### DO THIS
Take every line that has the string "transversal" and copy it out.

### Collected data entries
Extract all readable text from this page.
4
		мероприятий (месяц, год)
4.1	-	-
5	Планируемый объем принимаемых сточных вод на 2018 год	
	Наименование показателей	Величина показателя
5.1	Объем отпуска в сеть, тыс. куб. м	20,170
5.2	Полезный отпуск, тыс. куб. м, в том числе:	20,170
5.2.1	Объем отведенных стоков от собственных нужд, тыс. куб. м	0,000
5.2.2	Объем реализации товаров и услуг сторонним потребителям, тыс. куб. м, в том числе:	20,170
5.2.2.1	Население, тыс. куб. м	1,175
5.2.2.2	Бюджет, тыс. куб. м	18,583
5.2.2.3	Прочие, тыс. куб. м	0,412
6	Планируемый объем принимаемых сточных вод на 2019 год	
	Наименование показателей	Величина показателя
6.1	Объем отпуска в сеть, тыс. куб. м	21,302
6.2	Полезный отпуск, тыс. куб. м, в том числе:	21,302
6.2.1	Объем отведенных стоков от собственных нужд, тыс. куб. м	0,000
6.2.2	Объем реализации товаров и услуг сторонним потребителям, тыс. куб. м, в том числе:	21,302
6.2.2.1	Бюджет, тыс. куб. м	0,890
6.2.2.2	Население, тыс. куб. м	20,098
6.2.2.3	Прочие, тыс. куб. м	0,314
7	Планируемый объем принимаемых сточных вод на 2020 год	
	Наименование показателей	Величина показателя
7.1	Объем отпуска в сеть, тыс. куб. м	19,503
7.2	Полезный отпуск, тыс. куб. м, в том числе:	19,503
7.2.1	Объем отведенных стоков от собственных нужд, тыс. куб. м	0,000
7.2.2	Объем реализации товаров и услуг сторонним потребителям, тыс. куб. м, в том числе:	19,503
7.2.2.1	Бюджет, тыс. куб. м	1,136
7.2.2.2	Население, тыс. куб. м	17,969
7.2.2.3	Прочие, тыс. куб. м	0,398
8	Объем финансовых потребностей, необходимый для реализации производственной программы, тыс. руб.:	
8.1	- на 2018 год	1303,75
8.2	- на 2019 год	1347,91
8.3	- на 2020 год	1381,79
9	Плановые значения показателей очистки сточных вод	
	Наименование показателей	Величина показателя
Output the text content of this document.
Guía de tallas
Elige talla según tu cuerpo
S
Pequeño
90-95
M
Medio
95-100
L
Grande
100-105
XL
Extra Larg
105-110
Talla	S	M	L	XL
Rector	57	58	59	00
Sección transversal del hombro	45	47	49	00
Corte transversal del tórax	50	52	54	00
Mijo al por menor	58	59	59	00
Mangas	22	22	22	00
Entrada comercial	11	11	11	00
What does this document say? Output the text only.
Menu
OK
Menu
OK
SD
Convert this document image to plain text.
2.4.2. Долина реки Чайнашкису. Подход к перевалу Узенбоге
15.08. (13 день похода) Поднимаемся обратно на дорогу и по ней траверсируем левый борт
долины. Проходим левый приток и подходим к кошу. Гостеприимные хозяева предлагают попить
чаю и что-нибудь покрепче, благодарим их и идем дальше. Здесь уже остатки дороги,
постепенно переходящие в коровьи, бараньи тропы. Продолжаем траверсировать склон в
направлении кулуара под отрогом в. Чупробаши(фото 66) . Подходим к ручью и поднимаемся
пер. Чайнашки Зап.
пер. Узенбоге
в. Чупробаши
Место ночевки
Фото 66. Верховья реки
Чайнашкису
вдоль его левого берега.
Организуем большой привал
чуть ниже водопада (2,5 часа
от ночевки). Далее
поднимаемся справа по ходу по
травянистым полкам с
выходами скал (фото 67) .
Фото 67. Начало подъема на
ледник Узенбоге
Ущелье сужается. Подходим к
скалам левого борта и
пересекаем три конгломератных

### FINISHED ANSWER
Sección transversal del hombro	45	47	49	00
Corte transversal del tórax	50	52	54	00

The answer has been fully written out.